## STATED EXERCISE
Within the listing below, locate all lines containing the word "pues". Copy each one.

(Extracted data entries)
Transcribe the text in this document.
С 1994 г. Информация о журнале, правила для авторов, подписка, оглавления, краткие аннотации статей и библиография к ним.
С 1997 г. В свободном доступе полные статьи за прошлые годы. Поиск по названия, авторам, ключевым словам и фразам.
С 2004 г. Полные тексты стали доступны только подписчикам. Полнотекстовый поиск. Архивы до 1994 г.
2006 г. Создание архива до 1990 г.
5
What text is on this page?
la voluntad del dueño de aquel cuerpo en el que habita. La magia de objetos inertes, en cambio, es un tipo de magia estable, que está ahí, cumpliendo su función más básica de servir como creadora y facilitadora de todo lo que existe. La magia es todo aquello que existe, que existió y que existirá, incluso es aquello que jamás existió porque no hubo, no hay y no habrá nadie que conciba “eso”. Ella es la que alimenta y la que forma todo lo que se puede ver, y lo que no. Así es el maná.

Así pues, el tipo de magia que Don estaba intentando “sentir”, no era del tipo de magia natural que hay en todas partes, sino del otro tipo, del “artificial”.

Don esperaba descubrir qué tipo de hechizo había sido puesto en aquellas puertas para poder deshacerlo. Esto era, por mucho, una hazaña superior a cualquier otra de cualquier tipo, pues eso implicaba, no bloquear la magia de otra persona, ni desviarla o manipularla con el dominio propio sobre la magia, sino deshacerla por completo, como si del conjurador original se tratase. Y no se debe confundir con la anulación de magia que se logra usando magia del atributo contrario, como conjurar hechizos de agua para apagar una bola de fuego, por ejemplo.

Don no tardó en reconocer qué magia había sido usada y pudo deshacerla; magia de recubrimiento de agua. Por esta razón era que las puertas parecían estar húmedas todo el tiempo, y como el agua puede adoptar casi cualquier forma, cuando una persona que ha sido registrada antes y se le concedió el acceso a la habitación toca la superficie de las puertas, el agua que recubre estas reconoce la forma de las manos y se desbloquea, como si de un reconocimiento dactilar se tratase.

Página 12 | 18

==

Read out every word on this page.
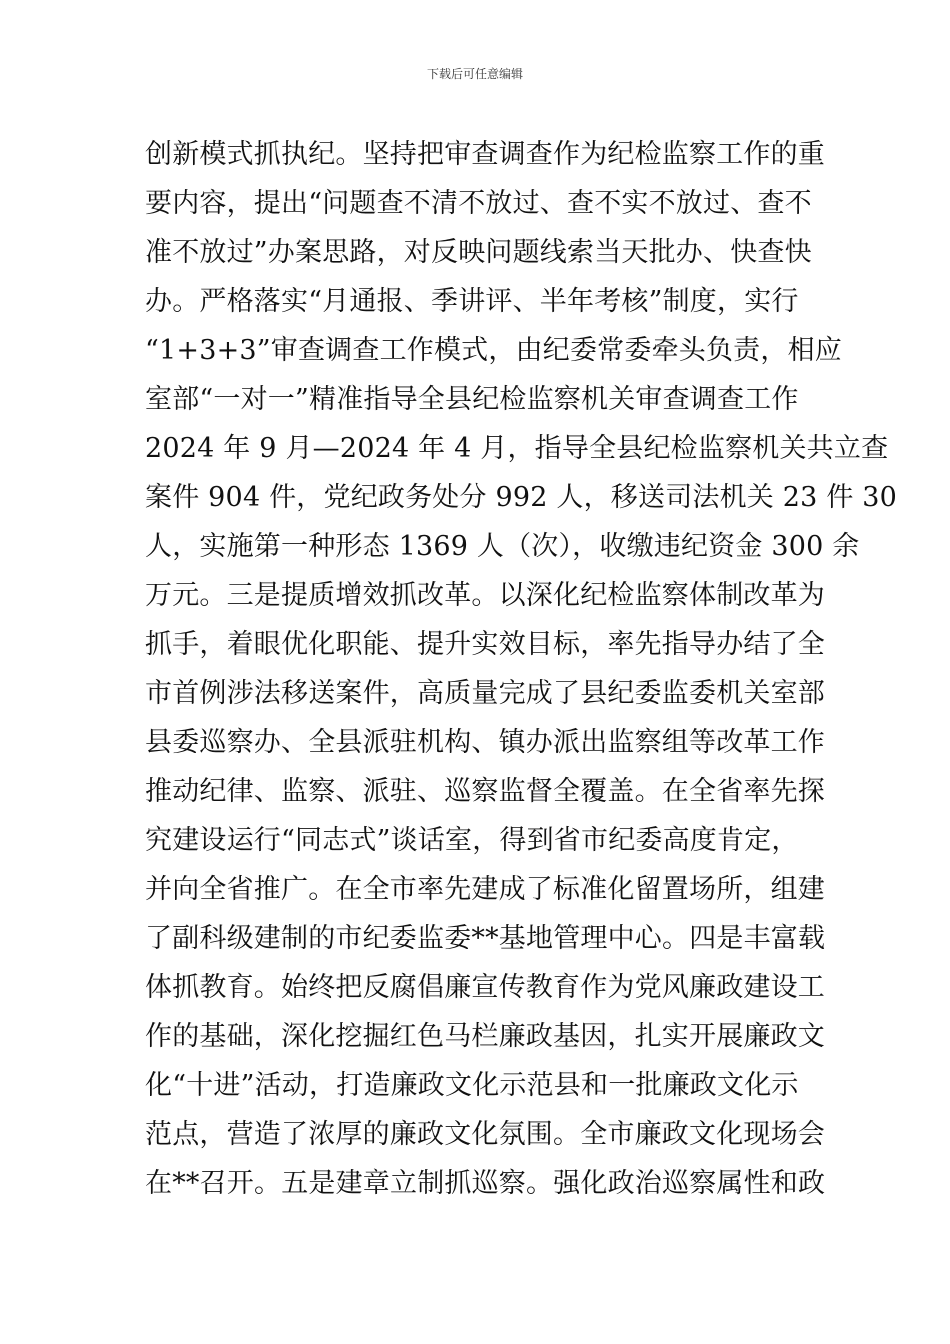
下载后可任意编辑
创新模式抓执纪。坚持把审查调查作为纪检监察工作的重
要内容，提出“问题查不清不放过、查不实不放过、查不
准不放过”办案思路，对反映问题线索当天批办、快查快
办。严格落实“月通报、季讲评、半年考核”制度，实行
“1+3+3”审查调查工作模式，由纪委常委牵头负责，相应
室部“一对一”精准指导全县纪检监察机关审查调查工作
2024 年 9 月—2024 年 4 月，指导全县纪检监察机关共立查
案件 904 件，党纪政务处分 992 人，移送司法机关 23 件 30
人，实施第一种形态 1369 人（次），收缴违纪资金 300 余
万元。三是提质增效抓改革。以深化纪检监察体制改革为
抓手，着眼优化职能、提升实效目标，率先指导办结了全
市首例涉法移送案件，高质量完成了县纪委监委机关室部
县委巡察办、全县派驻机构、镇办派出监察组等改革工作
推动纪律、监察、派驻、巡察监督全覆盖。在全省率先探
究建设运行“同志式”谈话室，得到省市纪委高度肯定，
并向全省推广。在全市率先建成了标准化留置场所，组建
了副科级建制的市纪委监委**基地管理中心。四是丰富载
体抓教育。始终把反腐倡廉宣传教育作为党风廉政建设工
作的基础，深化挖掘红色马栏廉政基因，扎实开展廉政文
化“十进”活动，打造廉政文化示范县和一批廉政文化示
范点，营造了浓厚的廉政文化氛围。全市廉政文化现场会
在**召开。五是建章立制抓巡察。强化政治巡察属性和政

...

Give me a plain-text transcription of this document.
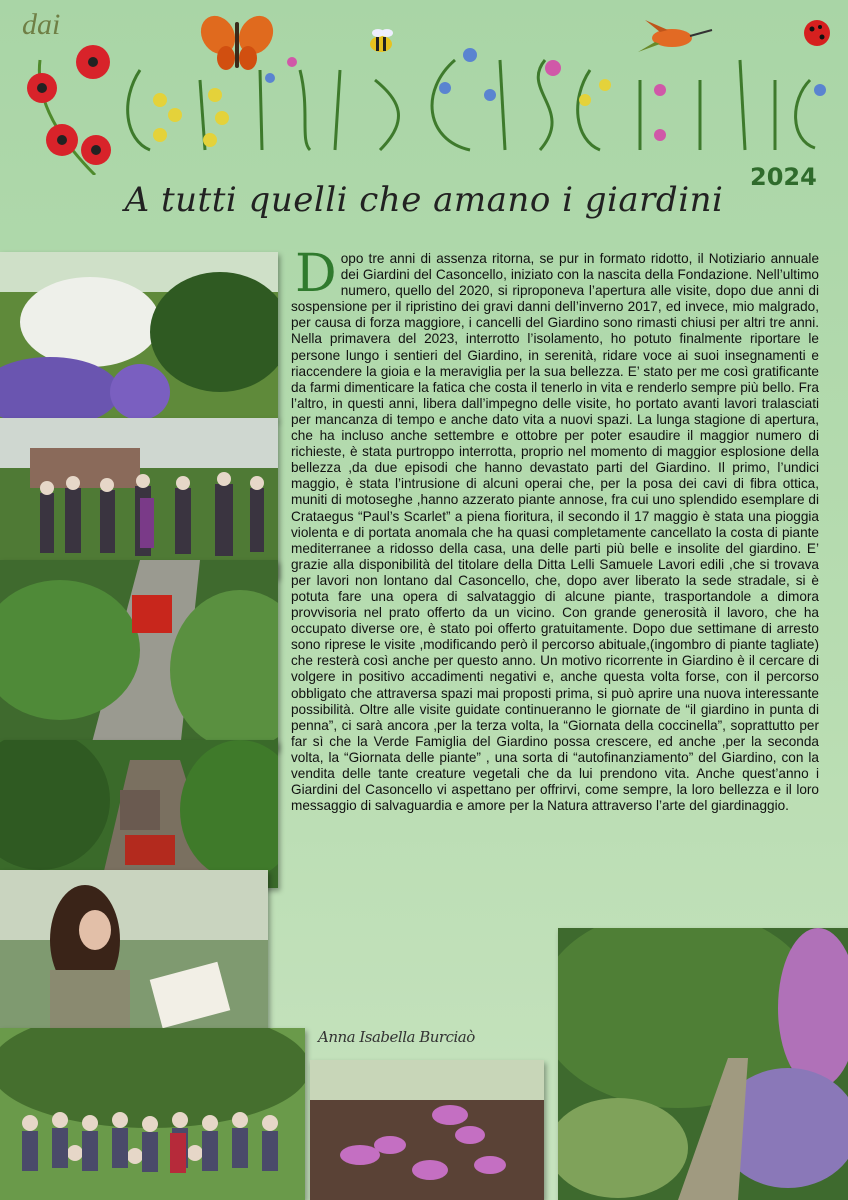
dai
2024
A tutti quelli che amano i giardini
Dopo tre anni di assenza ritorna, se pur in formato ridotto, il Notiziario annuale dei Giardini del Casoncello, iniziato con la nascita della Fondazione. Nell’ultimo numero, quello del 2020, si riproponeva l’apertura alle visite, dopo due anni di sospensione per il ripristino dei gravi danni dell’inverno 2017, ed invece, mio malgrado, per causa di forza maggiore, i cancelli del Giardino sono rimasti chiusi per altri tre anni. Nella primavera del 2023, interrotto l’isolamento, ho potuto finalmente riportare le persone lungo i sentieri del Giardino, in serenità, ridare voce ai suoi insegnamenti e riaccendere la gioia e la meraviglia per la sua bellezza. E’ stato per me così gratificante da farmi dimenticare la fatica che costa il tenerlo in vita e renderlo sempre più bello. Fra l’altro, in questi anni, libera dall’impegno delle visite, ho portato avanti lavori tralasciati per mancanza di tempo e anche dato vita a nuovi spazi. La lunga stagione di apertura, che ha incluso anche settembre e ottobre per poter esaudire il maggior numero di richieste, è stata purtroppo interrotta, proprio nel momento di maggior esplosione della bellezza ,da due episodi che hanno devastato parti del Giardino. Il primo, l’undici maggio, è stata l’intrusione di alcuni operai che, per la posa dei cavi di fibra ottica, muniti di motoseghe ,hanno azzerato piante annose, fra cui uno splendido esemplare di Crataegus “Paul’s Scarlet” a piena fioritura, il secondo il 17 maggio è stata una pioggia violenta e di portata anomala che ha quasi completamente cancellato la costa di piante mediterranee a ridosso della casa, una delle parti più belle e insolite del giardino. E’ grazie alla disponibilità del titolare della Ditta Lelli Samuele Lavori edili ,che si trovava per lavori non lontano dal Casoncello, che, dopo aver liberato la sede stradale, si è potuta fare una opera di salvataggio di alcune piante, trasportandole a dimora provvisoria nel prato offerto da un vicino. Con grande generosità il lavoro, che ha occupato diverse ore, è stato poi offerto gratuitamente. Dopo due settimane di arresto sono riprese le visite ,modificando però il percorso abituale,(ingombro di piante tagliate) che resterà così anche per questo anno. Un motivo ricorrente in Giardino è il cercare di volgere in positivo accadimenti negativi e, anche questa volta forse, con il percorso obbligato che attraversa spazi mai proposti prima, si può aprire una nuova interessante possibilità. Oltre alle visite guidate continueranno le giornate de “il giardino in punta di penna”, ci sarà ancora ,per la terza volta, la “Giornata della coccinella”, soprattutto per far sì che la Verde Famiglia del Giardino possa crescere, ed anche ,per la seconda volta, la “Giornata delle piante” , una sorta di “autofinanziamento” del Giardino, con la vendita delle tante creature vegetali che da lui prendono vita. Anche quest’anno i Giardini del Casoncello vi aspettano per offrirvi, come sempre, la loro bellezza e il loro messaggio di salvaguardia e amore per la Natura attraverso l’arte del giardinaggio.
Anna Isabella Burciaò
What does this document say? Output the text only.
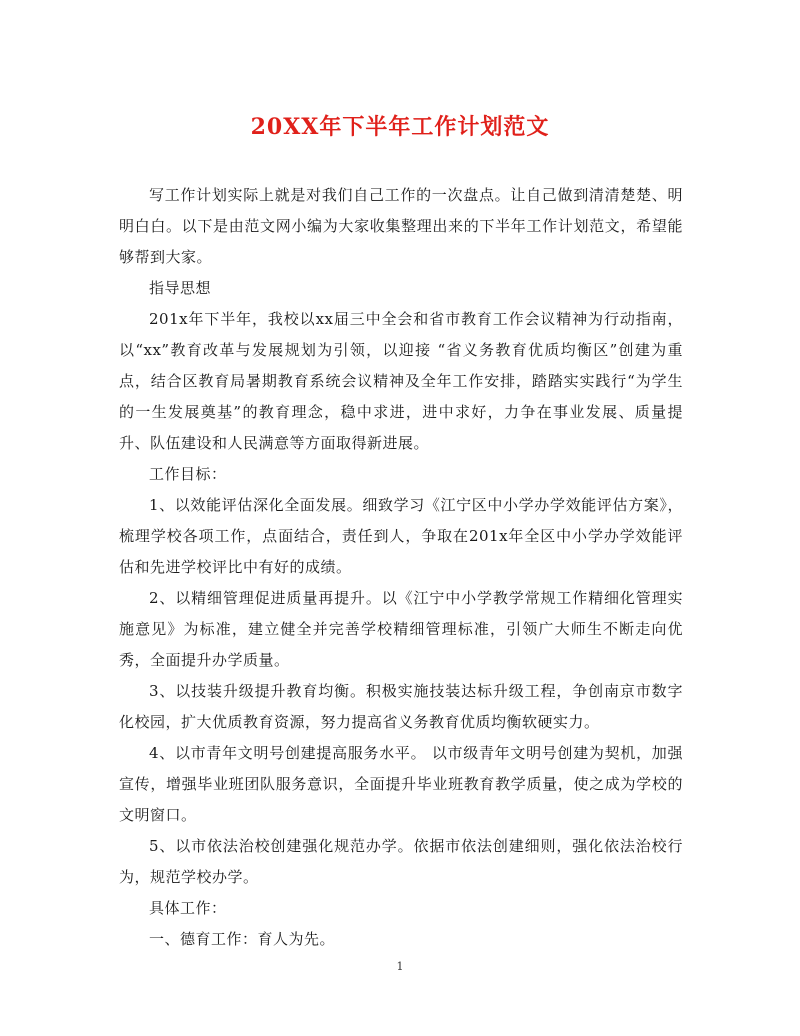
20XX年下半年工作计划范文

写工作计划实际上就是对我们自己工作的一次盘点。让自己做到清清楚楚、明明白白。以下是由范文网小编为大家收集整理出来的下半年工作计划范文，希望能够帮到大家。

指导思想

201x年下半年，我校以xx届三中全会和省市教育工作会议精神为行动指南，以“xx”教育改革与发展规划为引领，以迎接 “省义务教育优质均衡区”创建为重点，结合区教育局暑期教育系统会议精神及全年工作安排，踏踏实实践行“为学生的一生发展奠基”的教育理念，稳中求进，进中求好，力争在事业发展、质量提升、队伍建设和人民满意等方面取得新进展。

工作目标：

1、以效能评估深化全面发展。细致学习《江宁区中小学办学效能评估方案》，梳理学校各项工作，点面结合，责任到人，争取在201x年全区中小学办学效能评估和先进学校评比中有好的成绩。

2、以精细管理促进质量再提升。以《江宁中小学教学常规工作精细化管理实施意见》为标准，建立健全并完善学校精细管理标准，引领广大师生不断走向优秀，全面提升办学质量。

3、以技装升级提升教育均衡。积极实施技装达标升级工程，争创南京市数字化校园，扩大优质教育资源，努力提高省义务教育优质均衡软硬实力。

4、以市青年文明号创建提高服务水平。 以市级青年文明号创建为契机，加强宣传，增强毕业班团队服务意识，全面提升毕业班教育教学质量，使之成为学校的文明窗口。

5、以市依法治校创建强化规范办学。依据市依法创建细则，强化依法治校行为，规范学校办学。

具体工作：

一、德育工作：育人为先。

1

## RESULT OF THIS EXERCISE
Así pues, el tipo de magia que Don estaba intentando “sentir”, no era del tipo de magia natural que hay en todas partes, sino del otro tipo, del “artificial”.
Don esperaba descubrir qué tipo de hechizo había sido puesto en aquellas puertas para poder deshacerlo. Esto era, por mucho, una hazaña superior a cualquier otra de cualquier tipo, pues eso implicaba, no bloquear la magia de otra persona, ni desviarla o manipularla con el dominio propio sobre la magia, sino deshacerla por completo, como si del conjurador original se tratase. Y no se debe confundir con la anulación de magia que se logra usando magia del atributo contrario, como conjurar hechizos de agua para apagar una bola de fuego, por ejemplo.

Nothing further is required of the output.